* **To do**
Tally the lines holding "marker" and state only that figure.

[Start of Source data]

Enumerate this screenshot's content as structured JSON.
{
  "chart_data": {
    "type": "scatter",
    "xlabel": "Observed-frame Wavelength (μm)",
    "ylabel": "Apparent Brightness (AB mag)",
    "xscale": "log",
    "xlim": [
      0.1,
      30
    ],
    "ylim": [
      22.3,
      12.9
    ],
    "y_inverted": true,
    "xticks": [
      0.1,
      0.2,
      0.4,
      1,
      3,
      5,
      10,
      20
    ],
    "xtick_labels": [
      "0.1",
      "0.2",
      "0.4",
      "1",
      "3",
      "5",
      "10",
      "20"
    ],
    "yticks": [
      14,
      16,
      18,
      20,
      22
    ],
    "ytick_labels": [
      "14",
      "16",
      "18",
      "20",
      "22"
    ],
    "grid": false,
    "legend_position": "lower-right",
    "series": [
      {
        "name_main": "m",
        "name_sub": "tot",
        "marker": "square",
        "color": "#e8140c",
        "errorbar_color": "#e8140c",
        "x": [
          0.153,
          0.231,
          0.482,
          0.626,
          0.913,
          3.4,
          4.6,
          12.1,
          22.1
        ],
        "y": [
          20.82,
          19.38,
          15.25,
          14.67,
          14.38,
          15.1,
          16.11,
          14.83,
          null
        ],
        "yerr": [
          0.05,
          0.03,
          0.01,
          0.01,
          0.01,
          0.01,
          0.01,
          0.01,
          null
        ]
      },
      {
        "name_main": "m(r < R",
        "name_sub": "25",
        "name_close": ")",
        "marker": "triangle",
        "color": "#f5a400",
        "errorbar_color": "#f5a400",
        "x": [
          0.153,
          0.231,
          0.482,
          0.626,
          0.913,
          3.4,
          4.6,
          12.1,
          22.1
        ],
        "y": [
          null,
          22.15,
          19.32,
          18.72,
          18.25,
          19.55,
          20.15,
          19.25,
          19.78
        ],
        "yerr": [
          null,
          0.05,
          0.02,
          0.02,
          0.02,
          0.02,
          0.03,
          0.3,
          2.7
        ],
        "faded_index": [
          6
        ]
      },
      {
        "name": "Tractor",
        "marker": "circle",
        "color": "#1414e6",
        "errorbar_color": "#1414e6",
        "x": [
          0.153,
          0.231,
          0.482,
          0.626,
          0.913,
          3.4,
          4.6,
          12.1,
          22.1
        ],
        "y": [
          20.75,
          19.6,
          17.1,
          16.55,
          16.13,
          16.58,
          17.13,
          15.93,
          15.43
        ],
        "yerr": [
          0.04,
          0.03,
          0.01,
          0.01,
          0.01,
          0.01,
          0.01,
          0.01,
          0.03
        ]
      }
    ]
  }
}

[End of Source data]

* **Reply to the exercise**
3